Stored records:
-*-
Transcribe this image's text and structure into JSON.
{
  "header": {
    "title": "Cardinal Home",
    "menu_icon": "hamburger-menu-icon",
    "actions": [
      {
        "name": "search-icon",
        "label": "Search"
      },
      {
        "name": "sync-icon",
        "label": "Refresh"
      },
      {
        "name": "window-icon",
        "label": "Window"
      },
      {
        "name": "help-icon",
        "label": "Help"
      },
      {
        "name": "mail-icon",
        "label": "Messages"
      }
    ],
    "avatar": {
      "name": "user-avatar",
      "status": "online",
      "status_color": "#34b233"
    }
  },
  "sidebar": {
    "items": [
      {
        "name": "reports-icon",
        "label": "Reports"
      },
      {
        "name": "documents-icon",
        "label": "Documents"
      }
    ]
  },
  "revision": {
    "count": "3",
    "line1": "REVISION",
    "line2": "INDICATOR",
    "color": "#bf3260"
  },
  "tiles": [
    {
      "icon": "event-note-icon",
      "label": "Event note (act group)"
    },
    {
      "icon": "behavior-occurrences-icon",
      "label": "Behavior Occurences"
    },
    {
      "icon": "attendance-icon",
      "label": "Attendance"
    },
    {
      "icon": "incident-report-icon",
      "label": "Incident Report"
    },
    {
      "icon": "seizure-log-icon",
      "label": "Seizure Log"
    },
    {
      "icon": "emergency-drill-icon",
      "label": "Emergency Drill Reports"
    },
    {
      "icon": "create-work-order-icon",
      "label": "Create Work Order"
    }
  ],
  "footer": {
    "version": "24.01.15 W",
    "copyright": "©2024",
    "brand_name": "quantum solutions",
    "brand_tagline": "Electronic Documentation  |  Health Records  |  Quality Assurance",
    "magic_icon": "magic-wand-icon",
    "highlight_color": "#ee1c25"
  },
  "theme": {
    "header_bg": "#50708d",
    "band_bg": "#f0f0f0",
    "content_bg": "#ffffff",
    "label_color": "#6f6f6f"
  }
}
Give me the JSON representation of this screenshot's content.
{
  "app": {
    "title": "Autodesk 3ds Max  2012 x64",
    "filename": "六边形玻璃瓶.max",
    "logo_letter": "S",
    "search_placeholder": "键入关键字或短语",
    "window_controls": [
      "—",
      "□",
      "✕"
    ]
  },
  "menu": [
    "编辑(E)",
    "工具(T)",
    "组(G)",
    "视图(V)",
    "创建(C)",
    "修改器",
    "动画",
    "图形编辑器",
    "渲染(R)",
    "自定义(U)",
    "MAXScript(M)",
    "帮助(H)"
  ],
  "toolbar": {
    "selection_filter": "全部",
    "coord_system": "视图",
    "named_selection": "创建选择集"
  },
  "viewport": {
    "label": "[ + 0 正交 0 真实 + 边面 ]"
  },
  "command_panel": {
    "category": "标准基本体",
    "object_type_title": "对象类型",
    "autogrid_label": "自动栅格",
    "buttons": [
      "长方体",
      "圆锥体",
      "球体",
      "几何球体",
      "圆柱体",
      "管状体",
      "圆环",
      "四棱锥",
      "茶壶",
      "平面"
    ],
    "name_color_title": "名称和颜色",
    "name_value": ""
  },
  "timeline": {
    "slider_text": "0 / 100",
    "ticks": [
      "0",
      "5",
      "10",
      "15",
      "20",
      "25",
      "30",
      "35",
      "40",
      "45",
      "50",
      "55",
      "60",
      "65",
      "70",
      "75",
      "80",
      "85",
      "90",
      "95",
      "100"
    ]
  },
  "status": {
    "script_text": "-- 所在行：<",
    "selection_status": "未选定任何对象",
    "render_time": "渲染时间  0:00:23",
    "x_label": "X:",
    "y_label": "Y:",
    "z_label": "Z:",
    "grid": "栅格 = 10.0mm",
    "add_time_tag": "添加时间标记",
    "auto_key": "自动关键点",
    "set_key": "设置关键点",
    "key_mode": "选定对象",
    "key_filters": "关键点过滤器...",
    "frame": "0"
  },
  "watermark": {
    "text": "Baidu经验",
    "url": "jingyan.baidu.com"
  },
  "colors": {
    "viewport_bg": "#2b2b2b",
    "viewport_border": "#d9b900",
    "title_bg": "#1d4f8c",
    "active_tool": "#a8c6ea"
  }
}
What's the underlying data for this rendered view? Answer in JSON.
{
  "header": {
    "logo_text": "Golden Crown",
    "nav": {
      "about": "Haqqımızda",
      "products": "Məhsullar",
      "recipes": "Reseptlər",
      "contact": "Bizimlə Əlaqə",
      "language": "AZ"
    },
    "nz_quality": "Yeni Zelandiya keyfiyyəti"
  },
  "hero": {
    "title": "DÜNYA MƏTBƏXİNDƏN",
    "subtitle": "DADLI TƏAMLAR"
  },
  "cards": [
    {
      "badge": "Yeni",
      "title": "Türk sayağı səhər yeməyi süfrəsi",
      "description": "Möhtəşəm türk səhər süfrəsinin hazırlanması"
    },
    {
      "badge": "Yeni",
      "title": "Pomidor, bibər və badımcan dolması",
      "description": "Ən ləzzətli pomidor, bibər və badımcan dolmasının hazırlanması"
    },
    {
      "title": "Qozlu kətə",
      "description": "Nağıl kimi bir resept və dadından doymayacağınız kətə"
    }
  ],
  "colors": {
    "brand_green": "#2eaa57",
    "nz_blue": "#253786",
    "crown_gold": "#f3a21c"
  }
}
-*-
- [What to do]:
Go through the listing and print each line exactly as it appears.

- [Task result]:
Transcribe this image's text and structure into JSON.
{
  "header": {
    "title": "Cardinal Home",
    "menu_icon": "hamburger-menu-icon",
    "actions": [
      {
        "name": "search-icon",
        "label": "Search"
      },
      {
        "name": "sync-icon",
        "label": "Refresh"
      },
      {
        "name": "window-icon",
        "label": "Window"
      },
      {
        "name": "help-icon",
        "label": "Help"
      },
      {
        "name": "mail-icon",
        "label": "Messages"
      }
    ],
    "avatar": {
      "name": "user-avatar",
      "status": "online",
      "status_color": "#34b233"
    }
  },
  "sidebar": {
    "items": [
      {
        "name": "reports-icon",
        "label": "Reports"
      },
      {
        "name": "documents-icon",
        "label": "Documents"
      }
    ]
  },
  "revision": {
    "count": "3",
    "line1": "REVISION",
    "line2": "INDICATOR",
    "color": "#bf3260"
  },
  "tiles": [
    {
      "icon": "event-note-icon",
      "label": "Event note (act group)"
    },
    {
      "icon": "behavior-occurrences-icon",
      "label": "Behavior Occurences"
    },
    {
      "icon": "attendance-icon",
      "label": "Attendance"
    },
    {
      "icon": "incident-report-icon",
      "label": "Incident Report"
    },
    {
      "icon": "seizure-log-icon",
      "label": "Seizure Log"
    },
    {
      "icon": "emergency-drill-icon",
      "label": "Emergency Drill Reports"
    },
    {
      "icon": "create-work-order-icon",
      "label": "Create Work Order"
    }
  ],
  "footer": {
    "version": "24.01.15 W",
    "copyright": "©2024",
    "brand_name": "quantum solutions",
    "brand_tagline": "Electronic Documentation  |  Health Records  |  Quality Assurance",
    "magic_icon": "magic-wand-icon",
    "highlight_color": "#ee1c25"
  },
  "theme": {
    "header_bg": "#50708d",
    "band_bg": "#f0f0f0",
    "content_bg": "#ffffff",
    "label_color": "#6f6f6f"
  }
}
Give me the JSON representation of this screenshot's content.
{
  "app": {
    "title": "Autodesk 3ds Max  2012 x64",
    "filename": "六边形玻璃瓶.max",
    "logo_letter": "S",
    "search_placeholder": "键入关键字或短语",
    "window_controls": [
      "—",
      "□",
      "✕"
    ]
  },
  "menu": [
    "编辑(E)",
    "工具(T)",
    "组(G)",
    "视图(V)",
    "创建(C)",
    "修改器",
    "动画",
    "图形编辑器",
    "渲染(R)",
    "自定义(U)",
    "MAXScript(M)",
    "帮助(H)"
  ],
  "toolbar": {
    "selection_filter": "全部",
    "coord_system": "视图",
    "named_selection": "创建选择集"
  },
  "viewport": {
    "label": "[ + 0 正交 0 真实 + 边面 ]"
  },
  "command_panel": {
    "category": "标准基本体",
    "object_type_title": "对象类型",
    "autogrid_label": "自动栅格",
    "buttons": [
      "长方体",
      "圆锥体",
      "球体",
      "几何球体",
      "圆柱体",
      "管状体",
      "圆环",
      "四棱锥",
      "茶壶",
      "平面"
    ],
    "name_color_title": "名称和颜色",
    "name_value": ""
  },
  "timeline": {
    "slider_text": "0 / 100",
    "ticks": [
      "0",
      "5",
      "10",
      "15",
      "20",
      "25",
      "30",
      "35",
      "40",
      "45",
      "50",
      "55",
      "60",
      "65",
      "70",
      "75",
      "80",
      "85",
      "90",
      "95",
      "100"
    ]
  },
  "status": {
    "script_text": "-- 所在行：<",
    "selection_status": "未选定任何对象",
    "render_time": "渲染时间  0:00:23",
    "x_label": "X:",
    "y_label": "Y:",
    "z_label": "Z:",
    "grid": "栅格 = 10.0mm",
    "add_time_tag": "添加时间标记",
    "auto_key": "自动关键点",
    "set_key": "设置关键点",
    "key_mode": "选定对象",
    "key_filters": "关键点过滤器...",
    "frame": "0"
  },
  "watermark": {
    "text": "Baidu经验",
    "url": "jingyan.baidu.com"
  },
  "colors": {
    "viewport_bg": "#2b2b2b",
    "viewport_border": "#d9b900",
    "title_bg": "#1d4f8c",
    "active_tool": "#a8c6ea"
  }
}
What's the underlying data for this rendered view? Answer in JSON.
{
  "header": {
    "logo_text": "Golden Crown",
    "nav": {
      "about": "Haqqımızda",
      "products": "Məhsullar",
      "recipes": "Reseptlər",
      "contact": "Bizimlə Əlaqə",
      "language": "AZ"
    },
    "nz_quality": "Yeni Zelandiya keyfiyyəti"
  },
  "hero": {
    "title": "DÜNYA MƏTBƏXİNDƏN",
    "subtitle": "DADLI TƏAMLAR"
  },
  "cards": [
    {
      "badge": "Yeni",
      "title": "Türk sayağı səhər yeməyi süfrəsi",
      "description": "Möhtəşəm türk səhər süfrəsinin hazırlanması"
    },
    {
      "badge": "Yeni",
      "title": "Pomidor, bibər və badımcan dolması",
      "description": "Ən ləzzətli pomidor, bibər və badımcan dolmasının hazırlanması"
    },
    {
      "title": "Qozlu kətə",
      "description": "Nağıl kimi bir resept və dadından doymayacağınız kətə"
    }
  ],
  "colors": {
    "brand_green": "#2eaa57",
    "nz_blue": "#253786",
    "crown_gold": "#f3a21c"
  }
}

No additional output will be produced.